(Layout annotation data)
☆ ☆ ☆

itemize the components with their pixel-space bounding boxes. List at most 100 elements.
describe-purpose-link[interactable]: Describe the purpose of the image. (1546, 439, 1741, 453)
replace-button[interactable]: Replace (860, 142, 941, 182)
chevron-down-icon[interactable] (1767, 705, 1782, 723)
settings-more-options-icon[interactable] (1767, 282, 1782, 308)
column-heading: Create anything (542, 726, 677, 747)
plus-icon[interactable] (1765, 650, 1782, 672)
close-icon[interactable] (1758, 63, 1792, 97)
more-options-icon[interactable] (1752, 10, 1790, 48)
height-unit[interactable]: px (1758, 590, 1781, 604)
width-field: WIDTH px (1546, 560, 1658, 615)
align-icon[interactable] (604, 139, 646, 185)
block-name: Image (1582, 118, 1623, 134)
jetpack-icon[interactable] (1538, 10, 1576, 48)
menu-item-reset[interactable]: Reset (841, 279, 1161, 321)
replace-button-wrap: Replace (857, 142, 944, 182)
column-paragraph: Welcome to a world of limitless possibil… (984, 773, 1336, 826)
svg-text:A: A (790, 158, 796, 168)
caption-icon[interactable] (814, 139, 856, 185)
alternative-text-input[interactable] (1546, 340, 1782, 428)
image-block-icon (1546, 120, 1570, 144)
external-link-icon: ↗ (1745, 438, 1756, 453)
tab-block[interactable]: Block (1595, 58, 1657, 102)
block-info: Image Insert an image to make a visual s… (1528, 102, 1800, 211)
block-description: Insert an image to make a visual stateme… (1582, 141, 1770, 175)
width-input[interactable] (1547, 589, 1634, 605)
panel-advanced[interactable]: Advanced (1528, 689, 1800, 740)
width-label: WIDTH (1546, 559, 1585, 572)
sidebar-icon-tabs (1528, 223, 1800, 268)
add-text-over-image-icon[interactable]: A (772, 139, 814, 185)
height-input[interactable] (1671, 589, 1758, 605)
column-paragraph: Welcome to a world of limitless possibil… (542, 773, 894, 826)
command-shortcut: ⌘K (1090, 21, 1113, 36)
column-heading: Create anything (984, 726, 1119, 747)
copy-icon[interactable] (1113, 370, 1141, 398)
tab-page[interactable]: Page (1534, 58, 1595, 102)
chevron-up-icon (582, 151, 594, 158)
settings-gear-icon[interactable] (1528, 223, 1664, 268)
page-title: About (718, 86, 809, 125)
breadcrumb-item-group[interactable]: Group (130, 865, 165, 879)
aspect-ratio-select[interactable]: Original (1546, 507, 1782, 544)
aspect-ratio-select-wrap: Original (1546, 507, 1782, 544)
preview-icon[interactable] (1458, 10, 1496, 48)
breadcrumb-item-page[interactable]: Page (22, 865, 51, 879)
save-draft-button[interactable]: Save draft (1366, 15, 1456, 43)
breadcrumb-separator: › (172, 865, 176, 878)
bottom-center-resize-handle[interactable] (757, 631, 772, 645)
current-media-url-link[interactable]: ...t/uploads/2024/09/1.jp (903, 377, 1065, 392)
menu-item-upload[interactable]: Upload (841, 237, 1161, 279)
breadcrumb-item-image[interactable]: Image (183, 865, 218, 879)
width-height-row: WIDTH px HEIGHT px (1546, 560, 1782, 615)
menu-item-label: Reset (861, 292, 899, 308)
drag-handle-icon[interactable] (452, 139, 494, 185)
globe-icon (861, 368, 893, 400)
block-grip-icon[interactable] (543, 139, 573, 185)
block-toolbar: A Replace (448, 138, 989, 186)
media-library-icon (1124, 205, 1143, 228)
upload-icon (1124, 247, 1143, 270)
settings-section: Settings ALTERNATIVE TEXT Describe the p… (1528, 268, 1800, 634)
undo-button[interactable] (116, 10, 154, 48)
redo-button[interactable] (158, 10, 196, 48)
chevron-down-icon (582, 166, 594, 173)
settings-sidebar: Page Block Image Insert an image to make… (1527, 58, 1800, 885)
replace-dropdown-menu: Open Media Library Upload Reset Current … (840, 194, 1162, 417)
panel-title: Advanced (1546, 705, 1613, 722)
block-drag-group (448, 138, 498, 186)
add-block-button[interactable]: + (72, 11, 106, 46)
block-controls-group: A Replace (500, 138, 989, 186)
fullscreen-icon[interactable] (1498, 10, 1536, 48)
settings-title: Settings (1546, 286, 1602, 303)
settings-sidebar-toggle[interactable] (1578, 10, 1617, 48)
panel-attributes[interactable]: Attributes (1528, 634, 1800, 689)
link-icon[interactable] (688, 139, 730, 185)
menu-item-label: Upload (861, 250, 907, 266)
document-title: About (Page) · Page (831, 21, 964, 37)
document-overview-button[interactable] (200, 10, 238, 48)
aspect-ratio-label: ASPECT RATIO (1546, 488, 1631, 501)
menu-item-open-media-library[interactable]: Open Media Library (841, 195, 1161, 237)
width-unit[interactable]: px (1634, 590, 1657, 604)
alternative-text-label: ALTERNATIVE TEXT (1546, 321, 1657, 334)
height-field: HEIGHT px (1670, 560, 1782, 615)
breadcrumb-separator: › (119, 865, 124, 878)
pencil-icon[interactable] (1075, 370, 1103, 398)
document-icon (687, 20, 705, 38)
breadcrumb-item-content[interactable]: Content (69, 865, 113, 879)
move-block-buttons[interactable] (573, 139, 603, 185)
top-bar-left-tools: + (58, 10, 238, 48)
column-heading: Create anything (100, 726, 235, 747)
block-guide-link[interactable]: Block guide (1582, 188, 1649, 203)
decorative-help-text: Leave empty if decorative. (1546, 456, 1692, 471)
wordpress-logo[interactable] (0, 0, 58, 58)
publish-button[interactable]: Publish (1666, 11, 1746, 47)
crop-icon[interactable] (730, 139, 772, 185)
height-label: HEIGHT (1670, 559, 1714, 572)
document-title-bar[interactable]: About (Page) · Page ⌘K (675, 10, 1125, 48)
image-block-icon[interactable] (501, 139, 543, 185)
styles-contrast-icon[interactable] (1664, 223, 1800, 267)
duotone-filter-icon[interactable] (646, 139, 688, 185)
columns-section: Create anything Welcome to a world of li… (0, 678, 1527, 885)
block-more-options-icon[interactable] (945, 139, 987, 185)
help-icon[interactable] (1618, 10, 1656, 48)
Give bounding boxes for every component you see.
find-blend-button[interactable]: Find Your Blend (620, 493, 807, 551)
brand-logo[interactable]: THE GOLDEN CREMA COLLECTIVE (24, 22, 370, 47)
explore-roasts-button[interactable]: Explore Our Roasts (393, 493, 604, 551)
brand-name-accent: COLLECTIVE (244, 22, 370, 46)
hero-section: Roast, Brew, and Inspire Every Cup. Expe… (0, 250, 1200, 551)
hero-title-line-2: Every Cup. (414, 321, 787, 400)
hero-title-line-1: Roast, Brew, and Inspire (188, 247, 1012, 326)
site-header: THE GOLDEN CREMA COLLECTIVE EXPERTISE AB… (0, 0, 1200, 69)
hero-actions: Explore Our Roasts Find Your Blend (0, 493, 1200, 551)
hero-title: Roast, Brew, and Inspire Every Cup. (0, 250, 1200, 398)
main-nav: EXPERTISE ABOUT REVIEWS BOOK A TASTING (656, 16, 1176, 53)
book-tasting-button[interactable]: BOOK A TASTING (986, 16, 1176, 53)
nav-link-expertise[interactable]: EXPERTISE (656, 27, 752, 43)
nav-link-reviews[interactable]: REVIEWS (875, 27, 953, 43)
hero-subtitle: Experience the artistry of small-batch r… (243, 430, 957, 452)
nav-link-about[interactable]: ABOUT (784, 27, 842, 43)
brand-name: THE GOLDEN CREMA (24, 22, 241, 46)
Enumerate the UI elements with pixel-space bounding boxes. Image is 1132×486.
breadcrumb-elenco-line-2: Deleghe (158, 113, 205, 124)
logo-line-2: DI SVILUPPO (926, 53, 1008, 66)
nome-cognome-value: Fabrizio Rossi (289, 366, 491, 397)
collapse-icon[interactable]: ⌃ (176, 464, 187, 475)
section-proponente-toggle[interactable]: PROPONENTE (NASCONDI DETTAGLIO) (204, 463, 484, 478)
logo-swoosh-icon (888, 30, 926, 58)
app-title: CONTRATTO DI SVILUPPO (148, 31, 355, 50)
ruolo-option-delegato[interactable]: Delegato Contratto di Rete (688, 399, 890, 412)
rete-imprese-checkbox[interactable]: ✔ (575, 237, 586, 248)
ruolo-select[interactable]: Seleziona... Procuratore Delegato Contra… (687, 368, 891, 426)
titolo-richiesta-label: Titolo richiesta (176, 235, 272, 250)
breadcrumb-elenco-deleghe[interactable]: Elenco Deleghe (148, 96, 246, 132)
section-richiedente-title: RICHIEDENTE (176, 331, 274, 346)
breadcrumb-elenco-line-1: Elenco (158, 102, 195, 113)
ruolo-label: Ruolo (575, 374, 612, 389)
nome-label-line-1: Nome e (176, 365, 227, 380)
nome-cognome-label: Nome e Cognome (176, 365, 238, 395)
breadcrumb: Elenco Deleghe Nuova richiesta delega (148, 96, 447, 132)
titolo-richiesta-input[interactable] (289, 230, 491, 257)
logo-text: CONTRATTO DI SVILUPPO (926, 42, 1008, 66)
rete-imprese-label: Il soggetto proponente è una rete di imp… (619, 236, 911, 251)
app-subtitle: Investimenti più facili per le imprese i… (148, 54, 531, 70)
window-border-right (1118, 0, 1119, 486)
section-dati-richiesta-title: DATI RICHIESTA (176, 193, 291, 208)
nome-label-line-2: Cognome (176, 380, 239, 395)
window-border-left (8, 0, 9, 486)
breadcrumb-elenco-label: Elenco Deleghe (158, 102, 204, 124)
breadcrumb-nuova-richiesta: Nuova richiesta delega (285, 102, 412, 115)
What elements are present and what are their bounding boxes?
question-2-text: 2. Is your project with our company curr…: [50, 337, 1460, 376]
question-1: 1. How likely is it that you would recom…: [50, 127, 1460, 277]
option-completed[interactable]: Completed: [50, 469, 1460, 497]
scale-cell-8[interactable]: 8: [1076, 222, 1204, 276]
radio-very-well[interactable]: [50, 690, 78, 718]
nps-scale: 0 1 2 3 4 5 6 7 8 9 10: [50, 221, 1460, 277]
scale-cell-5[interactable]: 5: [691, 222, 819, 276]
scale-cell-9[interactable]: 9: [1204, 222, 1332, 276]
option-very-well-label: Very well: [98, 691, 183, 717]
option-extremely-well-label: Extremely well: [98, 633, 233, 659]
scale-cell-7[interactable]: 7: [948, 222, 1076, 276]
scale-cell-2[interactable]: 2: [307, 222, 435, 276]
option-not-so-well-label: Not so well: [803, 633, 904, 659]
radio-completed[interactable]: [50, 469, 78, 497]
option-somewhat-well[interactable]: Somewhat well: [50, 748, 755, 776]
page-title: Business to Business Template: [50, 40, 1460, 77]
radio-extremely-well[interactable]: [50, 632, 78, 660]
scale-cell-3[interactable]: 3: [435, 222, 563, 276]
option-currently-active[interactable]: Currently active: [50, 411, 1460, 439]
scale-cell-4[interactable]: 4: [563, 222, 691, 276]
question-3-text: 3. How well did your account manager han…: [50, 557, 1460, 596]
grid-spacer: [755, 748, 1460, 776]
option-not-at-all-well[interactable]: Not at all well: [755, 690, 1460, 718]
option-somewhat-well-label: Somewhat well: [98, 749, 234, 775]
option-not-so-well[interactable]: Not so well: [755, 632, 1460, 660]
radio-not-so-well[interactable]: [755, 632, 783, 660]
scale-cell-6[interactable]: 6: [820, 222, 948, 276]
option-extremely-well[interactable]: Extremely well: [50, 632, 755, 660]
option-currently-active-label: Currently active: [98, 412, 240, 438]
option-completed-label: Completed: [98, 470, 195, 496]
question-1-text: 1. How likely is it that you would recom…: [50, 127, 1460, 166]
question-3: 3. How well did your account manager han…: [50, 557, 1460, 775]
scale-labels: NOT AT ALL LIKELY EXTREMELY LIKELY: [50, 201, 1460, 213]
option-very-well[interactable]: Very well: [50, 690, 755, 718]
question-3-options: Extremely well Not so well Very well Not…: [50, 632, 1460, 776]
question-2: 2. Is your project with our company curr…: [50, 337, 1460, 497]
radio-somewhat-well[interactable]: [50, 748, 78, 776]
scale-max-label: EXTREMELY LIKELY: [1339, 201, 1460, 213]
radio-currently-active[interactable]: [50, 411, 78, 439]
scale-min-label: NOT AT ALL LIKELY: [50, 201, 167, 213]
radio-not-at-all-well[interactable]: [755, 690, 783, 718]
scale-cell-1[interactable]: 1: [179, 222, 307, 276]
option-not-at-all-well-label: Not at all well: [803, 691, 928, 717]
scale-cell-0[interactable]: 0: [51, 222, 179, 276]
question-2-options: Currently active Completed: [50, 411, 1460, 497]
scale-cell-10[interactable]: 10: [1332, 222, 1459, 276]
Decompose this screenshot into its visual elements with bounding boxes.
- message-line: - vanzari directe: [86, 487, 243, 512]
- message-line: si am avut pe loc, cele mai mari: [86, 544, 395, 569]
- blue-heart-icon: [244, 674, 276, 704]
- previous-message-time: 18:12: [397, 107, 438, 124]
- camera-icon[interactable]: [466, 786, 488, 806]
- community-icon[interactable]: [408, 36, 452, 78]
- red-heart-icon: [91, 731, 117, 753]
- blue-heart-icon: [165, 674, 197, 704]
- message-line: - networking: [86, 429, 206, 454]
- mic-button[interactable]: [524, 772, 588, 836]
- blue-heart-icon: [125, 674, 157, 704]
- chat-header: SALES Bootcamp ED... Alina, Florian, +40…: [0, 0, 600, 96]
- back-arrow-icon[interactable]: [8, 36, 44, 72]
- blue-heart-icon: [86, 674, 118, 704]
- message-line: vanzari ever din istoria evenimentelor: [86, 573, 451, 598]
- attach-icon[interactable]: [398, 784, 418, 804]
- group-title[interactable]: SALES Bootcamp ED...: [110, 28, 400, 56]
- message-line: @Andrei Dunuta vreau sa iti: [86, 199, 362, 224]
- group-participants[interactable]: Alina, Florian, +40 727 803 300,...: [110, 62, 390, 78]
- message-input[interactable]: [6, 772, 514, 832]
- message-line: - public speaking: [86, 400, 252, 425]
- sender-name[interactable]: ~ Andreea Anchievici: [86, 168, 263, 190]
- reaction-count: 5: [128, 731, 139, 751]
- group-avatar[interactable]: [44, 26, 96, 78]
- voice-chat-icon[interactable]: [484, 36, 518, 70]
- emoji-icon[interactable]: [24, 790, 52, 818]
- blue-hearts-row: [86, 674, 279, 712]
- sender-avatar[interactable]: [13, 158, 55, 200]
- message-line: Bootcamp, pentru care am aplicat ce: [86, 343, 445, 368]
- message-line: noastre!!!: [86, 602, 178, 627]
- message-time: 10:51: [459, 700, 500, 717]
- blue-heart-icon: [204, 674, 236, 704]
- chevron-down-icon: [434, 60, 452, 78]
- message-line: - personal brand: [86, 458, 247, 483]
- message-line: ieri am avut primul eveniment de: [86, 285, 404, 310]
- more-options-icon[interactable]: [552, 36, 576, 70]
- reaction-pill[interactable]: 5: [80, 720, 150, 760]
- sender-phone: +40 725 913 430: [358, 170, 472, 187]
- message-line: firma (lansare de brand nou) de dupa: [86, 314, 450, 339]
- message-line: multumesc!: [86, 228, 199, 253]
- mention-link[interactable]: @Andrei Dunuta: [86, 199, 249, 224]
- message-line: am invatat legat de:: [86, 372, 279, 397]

☆ ☆ ☆

Retype the entries verbatim, from the first line of the entries up to and including the line that contains "replace-button-wrap: Replace (857, 142, 944, 182)".

itemize the components with their pixel-space bounding boxes. List at most 100 elements.
describe-purpose-link[interactable]: Describe the purpose of the image. (1546, 439, 1741, 453)
replace-button[interactable]: Replace (860, 142, 941, 182)
chevron-down-icon[interactable] (1767, 705, 1782, 723)
settings-more-options-icon[interactable] (1767, 282, 1782, 308)
column-heading: Create anything (542, 726, 677, 747)
plus-icon[interactable] (1765, 650, 1782, 672)
close-icon[interactable] (1758, 63, 1792, 97)
more-options-icon[interactable] (1752, 10, 1790, 48)
height-unit[interactable]: px (1758, 590, 1781, 604)
width-field: WIDTH px (1546, 560, 1658, 615)
align-icon[interactable] (604, 139, 646, 185)
block-name: Image (1582, 118, 1623, 134)
jetpack-icon[interactable] (1538, 10, 1576, 48)
menu-item-reset[interactable]: Reset (841, 279, 1161, 321)
replace-button-wrap: Replace (857, 142, 944, 182)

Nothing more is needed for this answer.